Lines containing "Control" are to be counted. Report the count alone.

◆ ◆ ◆ ◆ ◆

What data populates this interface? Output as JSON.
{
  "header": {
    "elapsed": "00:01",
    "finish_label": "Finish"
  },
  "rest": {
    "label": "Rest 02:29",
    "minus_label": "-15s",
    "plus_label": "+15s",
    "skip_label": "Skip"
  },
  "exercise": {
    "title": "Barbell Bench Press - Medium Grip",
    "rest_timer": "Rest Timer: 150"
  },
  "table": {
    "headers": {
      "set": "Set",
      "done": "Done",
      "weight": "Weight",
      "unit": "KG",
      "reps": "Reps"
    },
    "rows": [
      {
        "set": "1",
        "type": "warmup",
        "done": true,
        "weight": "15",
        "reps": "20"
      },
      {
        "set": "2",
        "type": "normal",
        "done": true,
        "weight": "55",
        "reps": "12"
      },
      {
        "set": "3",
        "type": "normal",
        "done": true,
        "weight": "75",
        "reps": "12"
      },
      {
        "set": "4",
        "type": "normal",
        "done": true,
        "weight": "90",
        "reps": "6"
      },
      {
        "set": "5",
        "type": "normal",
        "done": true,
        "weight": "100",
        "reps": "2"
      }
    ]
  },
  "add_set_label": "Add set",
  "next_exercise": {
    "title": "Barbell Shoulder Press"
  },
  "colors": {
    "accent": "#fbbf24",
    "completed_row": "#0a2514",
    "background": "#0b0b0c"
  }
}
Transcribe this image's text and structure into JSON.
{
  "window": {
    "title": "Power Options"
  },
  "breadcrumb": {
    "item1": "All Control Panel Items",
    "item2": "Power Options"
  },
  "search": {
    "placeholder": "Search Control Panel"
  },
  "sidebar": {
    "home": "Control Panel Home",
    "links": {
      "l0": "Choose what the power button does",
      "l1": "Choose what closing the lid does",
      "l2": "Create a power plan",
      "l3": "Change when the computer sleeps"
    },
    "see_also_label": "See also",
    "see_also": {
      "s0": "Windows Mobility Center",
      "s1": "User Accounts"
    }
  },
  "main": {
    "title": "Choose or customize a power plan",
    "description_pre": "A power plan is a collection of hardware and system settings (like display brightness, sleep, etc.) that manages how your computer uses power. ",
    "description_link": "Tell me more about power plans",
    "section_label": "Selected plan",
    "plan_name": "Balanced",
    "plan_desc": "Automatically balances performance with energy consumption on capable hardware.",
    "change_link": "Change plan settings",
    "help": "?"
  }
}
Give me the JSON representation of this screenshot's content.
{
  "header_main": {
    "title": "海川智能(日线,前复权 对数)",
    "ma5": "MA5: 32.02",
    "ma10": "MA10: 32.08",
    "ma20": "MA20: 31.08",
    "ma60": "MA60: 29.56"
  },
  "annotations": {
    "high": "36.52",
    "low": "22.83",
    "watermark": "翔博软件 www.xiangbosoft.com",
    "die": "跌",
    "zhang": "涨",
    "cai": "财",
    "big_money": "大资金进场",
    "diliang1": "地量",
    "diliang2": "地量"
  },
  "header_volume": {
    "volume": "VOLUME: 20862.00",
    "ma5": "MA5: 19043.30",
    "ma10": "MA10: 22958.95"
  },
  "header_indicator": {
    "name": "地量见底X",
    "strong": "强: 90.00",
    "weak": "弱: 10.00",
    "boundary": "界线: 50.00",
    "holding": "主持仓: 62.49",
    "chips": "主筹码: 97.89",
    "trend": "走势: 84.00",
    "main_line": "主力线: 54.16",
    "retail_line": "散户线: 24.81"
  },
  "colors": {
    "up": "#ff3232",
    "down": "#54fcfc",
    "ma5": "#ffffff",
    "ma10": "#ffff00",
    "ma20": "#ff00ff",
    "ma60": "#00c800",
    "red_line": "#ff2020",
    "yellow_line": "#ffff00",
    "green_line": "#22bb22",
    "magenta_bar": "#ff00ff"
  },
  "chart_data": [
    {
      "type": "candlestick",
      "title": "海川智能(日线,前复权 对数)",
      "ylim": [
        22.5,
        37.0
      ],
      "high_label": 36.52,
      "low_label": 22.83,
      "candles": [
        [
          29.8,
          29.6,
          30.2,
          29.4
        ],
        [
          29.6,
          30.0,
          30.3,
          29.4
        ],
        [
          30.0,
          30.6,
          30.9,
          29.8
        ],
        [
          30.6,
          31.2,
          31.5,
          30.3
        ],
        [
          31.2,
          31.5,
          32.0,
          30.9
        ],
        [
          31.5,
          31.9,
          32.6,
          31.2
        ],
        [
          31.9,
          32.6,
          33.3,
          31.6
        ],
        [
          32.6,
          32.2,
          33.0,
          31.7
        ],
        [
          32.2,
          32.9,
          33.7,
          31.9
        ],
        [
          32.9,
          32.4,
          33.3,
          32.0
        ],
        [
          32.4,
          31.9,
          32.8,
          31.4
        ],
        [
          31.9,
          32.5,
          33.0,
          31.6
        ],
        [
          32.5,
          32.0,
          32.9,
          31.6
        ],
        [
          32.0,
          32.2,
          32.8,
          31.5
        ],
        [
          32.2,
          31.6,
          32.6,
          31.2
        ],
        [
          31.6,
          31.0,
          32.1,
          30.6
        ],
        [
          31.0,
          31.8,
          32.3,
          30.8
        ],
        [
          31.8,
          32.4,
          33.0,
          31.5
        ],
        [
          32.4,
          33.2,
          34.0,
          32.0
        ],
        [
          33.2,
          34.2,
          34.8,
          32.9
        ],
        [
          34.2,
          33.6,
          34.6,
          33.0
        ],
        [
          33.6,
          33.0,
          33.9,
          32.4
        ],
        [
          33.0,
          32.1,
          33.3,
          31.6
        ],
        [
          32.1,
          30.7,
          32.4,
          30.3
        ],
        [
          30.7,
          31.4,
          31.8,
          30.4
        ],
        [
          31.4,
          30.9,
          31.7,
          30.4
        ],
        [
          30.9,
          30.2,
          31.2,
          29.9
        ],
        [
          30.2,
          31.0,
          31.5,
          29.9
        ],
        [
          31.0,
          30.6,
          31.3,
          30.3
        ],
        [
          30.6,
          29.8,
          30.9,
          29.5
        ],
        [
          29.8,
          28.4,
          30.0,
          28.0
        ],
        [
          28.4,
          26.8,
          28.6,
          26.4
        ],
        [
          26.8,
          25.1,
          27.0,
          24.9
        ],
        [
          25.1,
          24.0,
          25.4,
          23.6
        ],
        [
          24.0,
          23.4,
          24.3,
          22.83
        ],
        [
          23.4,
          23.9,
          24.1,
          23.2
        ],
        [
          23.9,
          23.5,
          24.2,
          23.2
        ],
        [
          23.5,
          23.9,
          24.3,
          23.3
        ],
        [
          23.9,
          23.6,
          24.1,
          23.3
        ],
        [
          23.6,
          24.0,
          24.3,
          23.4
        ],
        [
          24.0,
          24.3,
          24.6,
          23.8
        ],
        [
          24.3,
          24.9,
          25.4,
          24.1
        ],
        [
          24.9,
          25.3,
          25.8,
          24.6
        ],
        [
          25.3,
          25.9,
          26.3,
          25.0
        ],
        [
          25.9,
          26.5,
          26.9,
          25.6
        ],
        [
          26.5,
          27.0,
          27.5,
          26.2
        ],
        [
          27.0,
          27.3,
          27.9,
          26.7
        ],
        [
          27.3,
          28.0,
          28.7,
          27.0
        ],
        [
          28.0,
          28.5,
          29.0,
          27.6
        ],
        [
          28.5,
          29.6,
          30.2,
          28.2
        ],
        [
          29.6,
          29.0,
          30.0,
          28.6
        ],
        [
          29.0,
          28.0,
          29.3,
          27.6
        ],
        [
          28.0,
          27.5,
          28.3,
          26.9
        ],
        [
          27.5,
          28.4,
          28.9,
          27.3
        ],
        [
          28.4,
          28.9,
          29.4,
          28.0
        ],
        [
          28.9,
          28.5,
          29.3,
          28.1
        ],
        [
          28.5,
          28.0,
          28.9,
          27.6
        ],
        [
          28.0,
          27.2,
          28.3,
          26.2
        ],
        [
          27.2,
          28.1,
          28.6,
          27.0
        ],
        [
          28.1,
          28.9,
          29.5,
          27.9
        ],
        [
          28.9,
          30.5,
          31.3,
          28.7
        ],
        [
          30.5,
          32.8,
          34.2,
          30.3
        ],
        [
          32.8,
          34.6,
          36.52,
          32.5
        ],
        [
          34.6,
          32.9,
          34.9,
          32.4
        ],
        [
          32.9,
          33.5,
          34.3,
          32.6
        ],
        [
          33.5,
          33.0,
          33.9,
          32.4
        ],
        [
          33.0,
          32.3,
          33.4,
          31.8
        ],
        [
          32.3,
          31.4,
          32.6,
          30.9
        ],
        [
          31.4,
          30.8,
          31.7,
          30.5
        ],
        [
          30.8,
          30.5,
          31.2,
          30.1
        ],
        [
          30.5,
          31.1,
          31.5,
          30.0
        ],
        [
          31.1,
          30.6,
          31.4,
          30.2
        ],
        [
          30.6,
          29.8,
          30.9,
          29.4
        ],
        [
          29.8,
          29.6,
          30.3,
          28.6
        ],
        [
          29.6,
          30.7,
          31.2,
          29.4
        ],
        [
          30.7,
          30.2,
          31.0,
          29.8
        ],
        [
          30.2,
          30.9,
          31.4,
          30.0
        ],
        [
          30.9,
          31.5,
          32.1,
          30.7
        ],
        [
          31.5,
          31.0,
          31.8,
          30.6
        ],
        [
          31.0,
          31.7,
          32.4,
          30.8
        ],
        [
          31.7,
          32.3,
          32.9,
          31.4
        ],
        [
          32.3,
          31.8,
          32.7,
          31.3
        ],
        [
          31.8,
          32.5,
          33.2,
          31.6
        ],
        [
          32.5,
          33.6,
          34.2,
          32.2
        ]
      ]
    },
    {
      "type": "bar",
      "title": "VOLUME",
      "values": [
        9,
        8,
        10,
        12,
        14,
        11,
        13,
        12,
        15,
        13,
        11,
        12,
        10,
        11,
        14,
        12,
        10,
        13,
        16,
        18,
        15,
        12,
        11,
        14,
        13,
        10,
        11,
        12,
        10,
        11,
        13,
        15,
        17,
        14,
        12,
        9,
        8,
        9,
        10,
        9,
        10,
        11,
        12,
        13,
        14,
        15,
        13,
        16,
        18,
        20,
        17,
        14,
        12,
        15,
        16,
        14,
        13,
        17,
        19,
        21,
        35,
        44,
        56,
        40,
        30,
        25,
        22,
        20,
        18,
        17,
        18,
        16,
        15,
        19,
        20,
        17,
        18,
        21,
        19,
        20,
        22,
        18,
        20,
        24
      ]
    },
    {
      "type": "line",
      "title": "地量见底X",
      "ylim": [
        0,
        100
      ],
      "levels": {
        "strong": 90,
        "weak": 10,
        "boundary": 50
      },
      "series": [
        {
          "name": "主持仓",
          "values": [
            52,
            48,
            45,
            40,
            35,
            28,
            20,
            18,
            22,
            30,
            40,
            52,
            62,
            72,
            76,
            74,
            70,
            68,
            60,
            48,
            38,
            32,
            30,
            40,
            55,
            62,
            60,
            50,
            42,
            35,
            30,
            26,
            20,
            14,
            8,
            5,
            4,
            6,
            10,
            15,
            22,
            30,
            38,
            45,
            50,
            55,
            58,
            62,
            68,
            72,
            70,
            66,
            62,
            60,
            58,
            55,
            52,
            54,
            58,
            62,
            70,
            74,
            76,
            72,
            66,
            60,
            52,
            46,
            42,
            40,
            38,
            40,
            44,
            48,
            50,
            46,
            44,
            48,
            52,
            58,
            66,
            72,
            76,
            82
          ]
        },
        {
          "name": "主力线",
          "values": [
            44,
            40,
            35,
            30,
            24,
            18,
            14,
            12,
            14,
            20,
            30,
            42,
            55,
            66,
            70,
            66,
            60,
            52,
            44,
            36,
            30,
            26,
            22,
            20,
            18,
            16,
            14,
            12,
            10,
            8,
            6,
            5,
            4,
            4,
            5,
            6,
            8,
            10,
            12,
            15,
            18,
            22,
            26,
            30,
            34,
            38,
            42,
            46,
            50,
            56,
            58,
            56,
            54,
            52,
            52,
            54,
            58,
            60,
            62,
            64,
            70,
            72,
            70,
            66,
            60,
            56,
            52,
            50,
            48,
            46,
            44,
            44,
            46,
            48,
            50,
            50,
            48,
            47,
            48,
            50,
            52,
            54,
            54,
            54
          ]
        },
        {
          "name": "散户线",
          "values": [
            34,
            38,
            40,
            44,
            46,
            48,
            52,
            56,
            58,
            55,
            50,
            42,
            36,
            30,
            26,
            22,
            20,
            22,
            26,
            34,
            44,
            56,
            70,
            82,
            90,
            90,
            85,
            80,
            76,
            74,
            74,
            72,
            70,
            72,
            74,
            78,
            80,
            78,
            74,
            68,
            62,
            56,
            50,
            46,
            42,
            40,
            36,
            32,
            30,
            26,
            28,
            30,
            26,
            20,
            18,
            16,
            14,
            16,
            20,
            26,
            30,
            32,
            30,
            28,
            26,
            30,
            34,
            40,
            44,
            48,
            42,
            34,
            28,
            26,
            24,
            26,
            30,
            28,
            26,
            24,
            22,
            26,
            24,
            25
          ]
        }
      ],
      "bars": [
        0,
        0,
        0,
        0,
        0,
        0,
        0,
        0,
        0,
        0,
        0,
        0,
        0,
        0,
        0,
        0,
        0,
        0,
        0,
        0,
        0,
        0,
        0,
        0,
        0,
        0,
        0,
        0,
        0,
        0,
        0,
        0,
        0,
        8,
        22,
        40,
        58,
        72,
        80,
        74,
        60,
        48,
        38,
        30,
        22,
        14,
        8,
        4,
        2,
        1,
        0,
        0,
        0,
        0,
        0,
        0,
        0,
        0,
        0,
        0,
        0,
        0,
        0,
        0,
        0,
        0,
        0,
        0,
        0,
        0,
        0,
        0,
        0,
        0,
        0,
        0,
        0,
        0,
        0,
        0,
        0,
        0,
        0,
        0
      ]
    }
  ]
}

◆ ◆ ◆ ◆ ◆

- **Result**
3